start Information given
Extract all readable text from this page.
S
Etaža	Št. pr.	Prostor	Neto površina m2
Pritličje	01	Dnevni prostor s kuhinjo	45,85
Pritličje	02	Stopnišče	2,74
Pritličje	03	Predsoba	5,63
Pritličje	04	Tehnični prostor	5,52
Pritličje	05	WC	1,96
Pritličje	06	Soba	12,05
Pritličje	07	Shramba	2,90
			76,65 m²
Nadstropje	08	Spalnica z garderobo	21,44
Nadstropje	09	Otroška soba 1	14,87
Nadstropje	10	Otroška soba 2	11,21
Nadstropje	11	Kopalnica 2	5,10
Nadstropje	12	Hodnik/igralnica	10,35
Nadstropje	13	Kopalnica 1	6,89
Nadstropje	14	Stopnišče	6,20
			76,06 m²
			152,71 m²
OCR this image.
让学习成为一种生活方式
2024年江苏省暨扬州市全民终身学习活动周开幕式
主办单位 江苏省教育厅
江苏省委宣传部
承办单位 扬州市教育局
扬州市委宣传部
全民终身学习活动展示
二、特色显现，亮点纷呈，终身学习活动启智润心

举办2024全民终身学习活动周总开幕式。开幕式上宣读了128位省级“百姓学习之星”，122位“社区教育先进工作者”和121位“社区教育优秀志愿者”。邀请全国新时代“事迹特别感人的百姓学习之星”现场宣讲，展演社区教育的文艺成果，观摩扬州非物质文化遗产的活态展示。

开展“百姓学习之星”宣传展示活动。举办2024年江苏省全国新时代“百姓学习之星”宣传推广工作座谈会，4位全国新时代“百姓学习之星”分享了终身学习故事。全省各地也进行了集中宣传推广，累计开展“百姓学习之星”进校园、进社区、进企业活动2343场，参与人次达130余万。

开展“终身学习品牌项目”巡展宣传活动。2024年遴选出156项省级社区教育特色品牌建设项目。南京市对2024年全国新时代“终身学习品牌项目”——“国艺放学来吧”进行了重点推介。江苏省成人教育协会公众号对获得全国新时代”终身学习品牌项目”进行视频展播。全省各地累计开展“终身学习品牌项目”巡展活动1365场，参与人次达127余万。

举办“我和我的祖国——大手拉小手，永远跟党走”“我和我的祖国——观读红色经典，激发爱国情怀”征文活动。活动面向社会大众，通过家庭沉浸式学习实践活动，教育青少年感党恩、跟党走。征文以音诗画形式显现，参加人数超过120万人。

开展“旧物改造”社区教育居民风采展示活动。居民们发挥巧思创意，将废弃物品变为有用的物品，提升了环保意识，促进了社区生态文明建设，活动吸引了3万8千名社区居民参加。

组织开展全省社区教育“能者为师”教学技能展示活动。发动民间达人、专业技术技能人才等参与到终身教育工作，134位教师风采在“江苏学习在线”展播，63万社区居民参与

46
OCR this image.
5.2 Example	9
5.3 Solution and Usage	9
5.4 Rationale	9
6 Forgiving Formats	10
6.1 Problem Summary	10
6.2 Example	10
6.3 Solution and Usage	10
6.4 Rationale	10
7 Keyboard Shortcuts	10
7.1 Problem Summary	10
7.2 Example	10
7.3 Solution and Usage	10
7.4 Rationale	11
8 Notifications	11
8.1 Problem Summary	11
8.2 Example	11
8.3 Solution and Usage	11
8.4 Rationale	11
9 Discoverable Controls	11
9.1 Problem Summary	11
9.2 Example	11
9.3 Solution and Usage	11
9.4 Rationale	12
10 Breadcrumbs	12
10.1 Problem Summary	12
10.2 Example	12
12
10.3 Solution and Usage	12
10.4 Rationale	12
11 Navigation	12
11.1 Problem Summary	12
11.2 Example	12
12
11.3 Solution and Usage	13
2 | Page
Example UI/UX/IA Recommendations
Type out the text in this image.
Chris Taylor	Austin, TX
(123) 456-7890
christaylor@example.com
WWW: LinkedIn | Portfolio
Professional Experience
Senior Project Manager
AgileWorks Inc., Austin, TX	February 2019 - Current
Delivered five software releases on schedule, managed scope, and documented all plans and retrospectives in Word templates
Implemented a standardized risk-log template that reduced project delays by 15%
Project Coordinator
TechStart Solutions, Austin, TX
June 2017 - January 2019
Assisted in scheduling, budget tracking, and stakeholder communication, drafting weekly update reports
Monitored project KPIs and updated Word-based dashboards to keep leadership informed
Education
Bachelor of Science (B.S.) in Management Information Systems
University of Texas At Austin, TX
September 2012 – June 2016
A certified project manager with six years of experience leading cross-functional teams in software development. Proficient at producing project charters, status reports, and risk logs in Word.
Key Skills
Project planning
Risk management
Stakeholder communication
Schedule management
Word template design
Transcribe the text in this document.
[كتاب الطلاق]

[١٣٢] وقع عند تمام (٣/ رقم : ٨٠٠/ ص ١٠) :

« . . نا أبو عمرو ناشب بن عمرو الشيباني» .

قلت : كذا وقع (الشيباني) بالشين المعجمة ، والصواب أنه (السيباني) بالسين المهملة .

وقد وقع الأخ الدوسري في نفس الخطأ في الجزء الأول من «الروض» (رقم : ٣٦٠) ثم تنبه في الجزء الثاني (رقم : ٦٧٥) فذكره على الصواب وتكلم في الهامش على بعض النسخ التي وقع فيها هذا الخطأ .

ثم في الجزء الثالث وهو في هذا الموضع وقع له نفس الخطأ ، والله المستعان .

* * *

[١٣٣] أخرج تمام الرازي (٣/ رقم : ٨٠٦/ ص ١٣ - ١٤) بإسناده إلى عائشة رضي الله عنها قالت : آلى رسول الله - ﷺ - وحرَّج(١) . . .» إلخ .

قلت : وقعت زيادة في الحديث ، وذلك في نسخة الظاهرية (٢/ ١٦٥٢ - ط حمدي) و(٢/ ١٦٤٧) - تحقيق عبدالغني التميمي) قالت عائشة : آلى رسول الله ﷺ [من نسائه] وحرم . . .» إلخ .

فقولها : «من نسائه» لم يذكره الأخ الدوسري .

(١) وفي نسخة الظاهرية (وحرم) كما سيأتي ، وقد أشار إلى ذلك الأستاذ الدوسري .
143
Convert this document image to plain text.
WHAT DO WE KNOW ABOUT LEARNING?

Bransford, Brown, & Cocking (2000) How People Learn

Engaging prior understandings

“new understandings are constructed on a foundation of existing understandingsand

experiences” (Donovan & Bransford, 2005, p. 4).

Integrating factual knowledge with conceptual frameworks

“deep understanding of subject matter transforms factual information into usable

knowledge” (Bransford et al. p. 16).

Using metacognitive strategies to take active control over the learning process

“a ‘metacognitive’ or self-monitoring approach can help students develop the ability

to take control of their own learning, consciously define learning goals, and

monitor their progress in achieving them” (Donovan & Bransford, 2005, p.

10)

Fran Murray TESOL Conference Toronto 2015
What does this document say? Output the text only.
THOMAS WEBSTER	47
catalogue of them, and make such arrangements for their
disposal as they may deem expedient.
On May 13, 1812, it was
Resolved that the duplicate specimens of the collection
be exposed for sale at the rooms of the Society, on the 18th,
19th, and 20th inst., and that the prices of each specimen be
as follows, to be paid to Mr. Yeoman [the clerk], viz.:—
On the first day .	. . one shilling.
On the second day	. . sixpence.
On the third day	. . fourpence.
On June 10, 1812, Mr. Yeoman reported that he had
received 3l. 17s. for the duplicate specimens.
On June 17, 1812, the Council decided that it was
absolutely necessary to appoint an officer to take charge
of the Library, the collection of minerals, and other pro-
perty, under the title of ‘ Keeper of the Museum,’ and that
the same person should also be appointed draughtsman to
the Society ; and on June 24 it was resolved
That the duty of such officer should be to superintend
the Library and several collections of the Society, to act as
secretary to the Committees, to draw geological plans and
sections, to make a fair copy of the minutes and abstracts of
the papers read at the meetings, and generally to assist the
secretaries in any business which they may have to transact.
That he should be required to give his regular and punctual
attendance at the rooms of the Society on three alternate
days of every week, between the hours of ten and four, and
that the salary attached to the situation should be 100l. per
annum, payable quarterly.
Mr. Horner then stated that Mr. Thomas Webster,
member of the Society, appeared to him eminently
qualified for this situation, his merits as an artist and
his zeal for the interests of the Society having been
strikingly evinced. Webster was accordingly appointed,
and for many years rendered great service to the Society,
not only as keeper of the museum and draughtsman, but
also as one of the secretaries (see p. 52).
end Information given
Identify each line in the records above containing the word "الظاهرية"; copy those lines.

قلت : وقعت زيادة في الحديث ، وذلك في نسخة الظاهرية (٢/ ١٦٥٢ - ط حمدي) و(٢/ ١٦٤٧) - تحقيق عبدالغني التميمي) قالت عائشة : آلى رسول الله ﷺ [من نسائه] وحرم . . .» إلخ .
(١) وفي نسخة الظاهرية (وحرم) كما سيأتي ، وقد أشار إلى ذلك الأستاذ الدوسري .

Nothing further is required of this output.